▶ **WHAT TO PRODUCE**
Using the passage on teaching lab biosafety below, answer these questions:
(a) Which month is National Biosafety Month?
(b) In what year did ASM release Guidelines for Biosafety in Teaching Laboratories?
(c) Which publication contains the requirements the Biosafety Guidelines are based on?

▶ **PASSAGE TO READ**
How Safe Is Your Teaching Lab? Give It a Checkup during National Biosafety Month!
October is National Biosafety Month, and with the fall semester well underway, this is a great time to evaluate your teaching lab biosafety plans and practices and see whether any changes are warranted. In the past, the lack of a standard set of biosafety guidelines for microbiology teaching labs led educators and institutions to develop their own plans. In 2013, after two years of development and an outbreak of Salmonella infections that was traced to teaching labs, ASM released Guidelines for Biosafety in Teaching Laboratories. As is the case with all ASM guidelines for educators, the Biosafety Guidelines are free and were developed by, for, and with the education community. The Biosafety Guidelines are based on the requirements found in the Center for Disease Control and Prevention's Biosafety in Microbiological and Biomedical Laboratories (CDC BMBL) publication, and represent best practices for using microbes in the teaching lab. Clear, consistent, and brief plans for safely handling microbes at both biosafety level 1 (BSL1) and at biosafety level 2 (BSL2) are included.

Dataset excerpts:
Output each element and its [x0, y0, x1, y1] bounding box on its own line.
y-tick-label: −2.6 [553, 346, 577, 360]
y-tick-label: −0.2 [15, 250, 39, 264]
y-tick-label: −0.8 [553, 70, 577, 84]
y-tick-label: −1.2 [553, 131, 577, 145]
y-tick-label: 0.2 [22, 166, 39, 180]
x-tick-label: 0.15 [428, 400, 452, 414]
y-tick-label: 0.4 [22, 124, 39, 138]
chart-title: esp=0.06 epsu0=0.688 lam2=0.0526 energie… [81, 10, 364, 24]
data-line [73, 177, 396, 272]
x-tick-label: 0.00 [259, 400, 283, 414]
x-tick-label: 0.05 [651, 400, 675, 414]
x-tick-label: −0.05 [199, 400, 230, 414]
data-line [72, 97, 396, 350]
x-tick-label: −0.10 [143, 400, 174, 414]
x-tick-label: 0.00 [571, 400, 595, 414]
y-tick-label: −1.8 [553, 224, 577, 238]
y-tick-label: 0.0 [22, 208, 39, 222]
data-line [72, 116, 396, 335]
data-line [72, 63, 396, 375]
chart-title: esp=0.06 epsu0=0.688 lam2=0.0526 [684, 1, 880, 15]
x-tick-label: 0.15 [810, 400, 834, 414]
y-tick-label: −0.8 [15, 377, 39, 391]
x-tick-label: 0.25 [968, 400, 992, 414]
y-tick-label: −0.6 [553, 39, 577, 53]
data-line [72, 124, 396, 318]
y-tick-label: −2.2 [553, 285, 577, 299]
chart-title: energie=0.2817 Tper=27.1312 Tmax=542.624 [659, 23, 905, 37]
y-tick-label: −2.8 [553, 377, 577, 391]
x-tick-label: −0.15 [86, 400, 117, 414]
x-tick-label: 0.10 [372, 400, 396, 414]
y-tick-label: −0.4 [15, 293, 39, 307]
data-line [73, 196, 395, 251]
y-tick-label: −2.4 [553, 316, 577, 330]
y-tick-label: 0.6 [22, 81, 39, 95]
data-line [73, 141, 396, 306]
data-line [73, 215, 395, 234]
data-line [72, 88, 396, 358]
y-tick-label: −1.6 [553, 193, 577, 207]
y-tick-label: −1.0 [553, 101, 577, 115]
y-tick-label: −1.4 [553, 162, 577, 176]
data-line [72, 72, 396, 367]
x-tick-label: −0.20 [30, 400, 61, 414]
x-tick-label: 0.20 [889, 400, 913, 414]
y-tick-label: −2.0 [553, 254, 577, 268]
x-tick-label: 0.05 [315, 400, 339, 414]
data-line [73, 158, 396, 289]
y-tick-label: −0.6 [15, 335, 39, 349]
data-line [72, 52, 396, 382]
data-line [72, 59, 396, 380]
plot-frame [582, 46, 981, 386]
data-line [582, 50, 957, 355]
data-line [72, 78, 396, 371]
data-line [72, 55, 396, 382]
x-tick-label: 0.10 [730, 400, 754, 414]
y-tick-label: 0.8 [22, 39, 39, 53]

▶ **ANSWER**
(a) October
(b) 2013
(c) The Center for Disease Control and Prevention's Biosafety in Microbiological and Biomedical Laboratories (CDC BMBL)